▸ **Records provided**:

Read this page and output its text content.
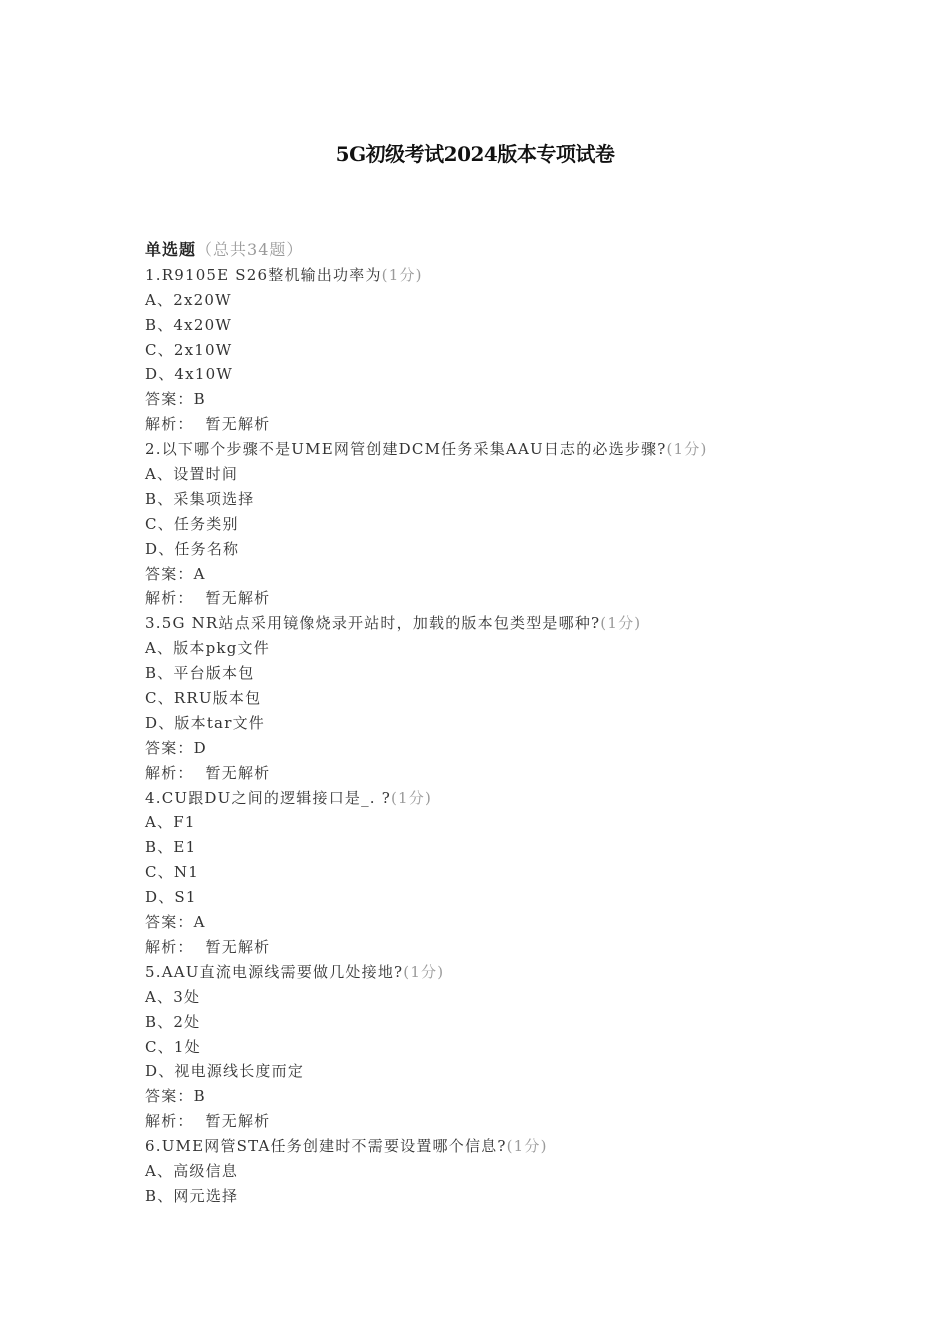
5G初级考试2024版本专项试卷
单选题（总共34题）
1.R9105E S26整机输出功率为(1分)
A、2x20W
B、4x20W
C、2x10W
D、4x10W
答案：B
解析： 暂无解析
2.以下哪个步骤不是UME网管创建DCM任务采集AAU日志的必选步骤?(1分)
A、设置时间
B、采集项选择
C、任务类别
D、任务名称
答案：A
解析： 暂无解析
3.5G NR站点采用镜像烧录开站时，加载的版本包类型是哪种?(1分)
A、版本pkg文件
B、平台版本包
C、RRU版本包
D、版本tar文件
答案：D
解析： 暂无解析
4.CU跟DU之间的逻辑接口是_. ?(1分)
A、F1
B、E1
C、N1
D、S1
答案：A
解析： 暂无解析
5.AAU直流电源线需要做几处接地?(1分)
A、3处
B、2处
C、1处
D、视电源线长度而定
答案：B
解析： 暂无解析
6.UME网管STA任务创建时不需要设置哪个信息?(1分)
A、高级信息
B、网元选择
==
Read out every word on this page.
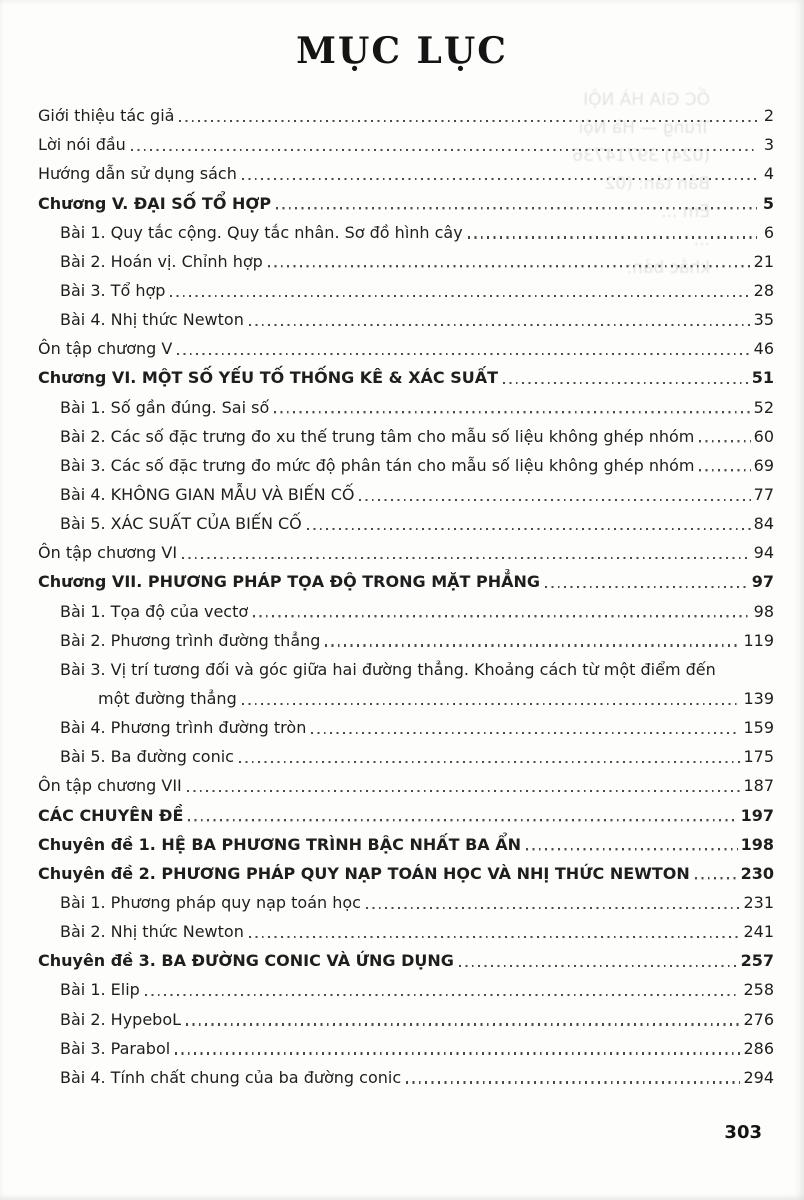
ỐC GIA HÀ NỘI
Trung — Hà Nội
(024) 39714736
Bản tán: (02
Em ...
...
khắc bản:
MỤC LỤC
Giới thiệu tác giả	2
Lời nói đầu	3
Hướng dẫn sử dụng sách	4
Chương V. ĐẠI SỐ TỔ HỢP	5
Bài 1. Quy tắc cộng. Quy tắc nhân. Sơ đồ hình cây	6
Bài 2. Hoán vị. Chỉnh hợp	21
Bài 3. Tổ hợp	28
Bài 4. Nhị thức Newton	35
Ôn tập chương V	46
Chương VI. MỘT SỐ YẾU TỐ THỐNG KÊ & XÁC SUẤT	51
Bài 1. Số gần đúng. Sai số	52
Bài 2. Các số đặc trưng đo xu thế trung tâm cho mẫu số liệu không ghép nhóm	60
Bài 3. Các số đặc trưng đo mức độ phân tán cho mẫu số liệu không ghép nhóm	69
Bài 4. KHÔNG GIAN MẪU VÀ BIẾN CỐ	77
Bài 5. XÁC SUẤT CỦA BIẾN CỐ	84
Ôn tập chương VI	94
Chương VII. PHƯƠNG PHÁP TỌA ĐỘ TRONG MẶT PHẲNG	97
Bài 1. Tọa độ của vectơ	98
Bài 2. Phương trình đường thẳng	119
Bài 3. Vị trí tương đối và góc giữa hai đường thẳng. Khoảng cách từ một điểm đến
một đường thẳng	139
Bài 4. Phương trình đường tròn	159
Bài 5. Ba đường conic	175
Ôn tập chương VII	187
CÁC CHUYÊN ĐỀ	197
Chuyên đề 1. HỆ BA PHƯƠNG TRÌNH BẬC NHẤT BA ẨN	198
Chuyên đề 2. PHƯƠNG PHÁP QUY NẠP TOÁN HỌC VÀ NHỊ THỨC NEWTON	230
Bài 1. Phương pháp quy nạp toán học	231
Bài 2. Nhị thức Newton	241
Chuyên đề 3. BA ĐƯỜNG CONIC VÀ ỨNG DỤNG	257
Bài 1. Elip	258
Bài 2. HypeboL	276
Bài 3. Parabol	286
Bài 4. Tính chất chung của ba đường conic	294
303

▸ **Task instructions**:
Only the number is wanted: how many lines contain the string "thẳng"?

▸ **Full output**:
3